[To do]
Each line from the one that contains "Output the text content of this document." to the end of the material must be quoted exactly; include both end lines and nothing else.

[Exercise data]

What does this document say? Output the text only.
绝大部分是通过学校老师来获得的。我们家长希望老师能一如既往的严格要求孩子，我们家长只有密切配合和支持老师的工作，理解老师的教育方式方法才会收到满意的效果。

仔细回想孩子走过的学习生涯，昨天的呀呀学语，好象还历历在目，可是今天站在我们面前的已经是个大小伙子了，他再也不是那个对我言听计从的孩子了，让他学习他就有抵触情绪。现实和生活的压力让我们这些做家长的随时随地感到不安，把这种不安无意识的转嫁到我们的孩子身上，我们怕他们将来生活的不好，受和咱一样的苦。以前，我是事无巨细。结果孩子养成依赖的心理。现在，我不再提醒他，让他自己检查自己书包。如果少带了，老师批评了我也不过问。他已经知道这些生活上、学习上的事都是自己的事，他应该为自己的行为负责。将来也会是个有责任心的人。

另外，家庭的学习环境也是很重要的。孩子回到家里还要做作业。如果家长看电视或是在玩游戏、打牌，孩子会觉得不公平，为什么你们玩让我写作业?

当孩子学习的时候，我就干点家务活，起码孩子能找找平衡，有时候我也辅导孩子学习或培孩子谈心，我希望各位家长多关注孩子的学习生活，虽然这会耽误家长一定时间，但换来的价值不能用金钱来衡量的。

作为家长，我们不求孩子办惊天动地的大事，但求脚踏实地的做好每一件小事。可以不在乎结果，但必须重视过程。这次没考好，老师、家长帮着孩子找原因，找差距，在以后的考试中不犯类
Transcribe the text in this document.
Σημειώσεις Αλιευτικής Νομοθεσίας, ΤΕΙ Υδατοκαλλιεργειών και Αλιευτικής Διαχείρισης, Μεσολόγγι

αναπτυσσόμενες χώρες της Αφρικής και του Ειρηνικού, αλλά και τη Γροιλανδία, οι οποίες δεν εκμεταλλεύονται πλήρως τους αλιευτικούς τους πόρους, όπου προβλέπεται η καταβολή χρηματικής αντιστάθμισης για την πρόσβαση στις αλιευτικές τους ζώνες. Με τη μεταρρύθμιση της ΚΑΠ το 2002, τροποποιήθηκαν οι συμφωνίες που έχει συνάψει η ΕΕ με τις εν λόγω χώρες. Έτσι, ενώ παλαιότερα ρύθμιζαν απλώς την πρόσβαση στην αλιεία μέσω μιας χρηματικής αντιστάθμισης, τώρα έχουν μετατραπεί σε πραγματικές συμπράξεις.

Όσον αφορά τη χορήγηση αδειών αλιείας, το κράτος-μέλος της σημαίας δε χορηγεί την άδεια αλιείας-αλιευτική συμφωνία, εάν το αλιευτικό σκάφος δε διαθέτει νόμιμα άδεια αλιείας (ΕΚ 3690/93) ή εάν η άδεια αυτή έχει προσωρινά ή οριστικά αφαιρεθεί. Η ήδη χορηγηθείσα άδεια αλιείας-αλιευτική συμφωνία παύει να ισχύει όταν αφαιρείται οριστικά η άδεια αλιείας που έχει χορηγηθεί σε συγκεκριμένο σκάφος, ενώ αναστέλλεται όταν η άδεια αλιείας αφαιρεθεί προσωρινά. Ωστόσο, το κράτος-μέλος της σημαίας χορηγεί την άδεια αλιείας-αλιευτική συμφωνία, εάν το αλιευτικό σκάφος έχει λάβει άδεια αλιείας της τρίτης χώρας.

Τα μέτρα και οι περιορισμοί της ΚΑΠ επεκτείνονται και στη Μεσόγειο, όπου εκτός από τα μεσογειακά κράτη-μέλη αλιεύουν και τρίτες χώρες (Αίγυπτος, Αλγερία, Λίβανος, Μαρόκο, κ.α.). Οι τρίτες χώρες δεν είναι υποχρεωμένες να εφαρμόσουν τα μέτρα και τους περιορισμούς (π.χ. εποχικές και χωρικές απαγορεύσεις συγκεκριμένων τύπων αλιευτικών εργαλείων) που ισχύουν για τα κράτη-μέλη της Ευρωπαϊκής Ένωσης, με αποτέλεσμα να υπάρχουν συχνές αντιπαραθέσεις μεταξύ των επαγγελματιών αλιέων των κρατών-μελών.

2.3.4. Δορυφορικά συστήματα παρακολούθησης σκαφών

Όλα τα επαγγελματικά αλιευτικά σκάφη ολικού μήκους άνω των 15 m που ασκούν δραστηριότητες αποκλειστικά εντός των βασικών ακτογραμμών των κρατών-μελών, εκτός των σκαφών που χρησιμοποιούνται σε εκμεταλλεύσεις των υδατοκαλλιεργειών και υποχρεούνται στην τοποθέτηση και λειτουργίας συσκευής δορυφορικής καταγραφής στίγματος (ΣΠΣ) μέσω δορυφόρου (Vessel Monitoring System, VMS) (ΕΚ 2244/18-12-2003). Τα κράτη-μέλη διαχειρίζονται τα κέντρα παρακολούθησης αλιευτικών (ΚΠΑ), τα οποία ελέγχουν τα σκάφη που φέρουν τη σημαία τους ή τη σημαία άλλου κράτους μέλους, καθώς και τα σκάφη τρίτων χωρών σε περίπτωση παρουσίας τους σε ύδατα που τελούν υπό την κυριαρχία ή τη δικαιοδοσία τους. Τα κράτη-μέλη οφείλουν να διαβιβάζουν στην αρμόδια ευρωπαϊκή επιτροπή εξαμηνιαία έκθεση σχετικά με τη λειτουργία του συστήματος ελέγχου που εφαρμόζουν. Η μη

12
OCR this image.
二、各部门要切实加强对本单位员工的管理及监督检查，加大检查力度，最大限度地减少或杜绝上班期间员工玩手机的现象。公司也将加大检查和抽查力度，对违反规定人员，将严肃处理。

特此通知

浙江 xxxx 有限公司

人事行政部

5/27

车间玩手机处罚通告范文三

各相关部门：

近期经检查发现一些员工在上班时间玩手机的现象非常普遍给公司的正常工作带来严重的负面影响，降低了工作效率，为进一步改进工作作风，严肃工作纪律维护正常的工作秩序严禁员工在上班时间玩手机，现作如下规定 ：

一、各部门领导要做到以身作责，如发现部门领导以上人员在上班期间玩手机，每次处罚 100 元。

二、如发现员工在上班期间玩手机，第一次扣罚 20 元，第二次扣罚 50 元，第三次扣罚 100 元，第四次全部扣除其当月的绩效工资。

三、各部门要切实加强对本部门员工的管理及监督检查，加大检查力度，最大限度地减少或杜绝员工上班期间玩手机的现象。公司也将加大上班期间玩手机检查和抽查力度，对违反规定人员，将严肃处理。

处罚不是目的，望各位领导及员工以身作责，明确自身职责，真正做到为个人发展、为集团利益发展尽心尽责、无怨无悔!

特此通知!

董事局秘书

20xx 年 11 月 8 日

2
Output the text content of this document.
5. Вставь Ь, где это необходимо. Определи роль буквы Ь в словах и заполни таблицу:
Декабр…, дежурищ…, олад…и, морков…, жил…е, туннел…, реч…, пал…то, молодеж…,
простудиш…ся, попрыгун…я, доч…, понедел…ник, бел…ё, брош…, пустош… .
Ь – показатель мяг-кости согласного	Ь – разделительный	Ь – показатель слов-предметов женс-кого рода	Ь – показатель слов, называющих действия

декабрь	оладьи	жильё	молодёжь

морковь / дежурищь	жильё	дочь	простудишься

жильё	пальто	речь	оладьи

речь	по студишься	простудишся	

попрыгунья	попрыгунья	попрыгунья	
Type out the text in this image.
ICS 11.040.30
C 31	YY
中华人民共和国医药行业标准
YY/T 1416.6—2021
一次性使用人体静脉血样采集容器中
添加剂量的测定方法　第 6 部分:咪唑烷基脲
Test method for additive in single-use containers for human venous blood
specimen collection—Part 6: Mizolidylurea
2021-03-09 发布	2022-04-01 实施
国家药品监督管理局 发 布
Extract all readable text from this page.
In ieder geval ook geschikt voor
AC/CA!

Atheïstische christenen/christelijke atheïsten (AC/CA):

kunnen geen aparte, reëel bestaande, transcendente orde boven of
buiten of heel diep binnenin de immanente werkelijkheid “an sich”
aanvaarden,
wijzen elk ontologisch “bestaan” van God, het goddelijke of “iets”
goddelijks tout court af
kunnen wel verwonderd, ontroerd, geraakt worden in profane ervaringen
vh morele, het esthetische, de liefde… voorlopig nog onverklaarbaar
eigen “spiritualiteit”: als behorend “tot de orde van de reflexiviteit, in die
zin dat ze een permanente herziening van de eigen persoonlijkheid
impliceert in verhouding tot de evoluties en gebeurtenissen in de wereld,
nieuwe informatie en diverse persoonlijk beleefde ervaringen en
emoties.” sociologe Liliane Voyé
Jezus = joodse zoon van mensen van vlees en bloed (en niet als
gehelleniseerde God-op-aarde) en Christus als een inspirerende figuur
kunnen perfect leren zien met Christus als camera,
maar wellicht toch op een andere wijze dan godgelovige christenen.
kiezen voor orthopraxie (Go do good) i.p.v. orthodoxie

[Task solution]
Output the text content of this document.
5. Вставь Ь, где это необходимо. Определи роль буквы Ь в словах и заполни таблицу:
Декабр…, дежурищ…, олад…и, морков…, жил…е, туннел…, реч…, пал…то, молодеж…,
простудиш…ся, попрыгун…я, доч…, понедел…ник, бел…ё, брош…, пустош… .
Ь – показатель мяг-кости согласного	Ь – разделительный	Ь – показатель слов-предметов женс-кого рода	Ь – показатель слов, называющих действия

декабрь	оладьи	жильё	молодёжь

морковь / дежурищь	жильё	дочь	простудишься

жильё	пальто	речь	оладьи

речь	по студишься	простудишся	

попрыгунья	попрыгунья	попрыгунья	
Type out the text in this image.
ICS 11.040.30
C 31	YY
中华人民共和国医药行业标准
YY/T 1416.6—2021
一次性使用人体静脉血样采集容器中
添加剂量的测定方法　第 6 部分:咪唑烷基脲
Test method for additive in single-use containers for human venous blood
specimen collection—Part 6: Mizolidylurea
2021-03-09 发布	2022-04-01 实施
国家药品监督管理局 发 布
Extract all readable text from this page.
In ieder geval ook geschikt voor
AC/CA!

Atheïstische christenen/christelijke atheïsten (AC/CA):

kunnen geen aparte, reëel bestaande, transcendente orde boven of
buiten of heel diep binnenin de immanente werkelijkheid “an sich”
aanvaarden,
wijzen elk ontologisch “bestaan” van God, het goddelijke of “iets”
goddelijks tout court af
kunnen wel verwonderd, ontroerd, geraakt worden in profane ervaringen
vh morele, het esthetische, de liefde… voorlopig nog onverklaarbaar
eigen “spiritualiteit”: als behorend “tot de orde van de reflexiviteit, in die
zin dat ze een permanente herziening van de eigen persoonlijkheid
impliceert in verhouding tot de evoluties en gebeurtenissen in de wereld,
nieuwe informatie en diverse persoonlijk beleefde ervaringen en
emoties.” sociologe Liliane Voyé
Jezus = joodse zoon van mensen van vlees en bloed (en niet als
gehelleniseerde God-op-aarde) en Christus als een inspirerende figuur
kunnen perfect leren zien met Christus als camera,
maar wellicht toch op een andere wijze dan godgelovige christenen.
kiezen voor orthopraxie (Go do good) i.p.v. orthodoxie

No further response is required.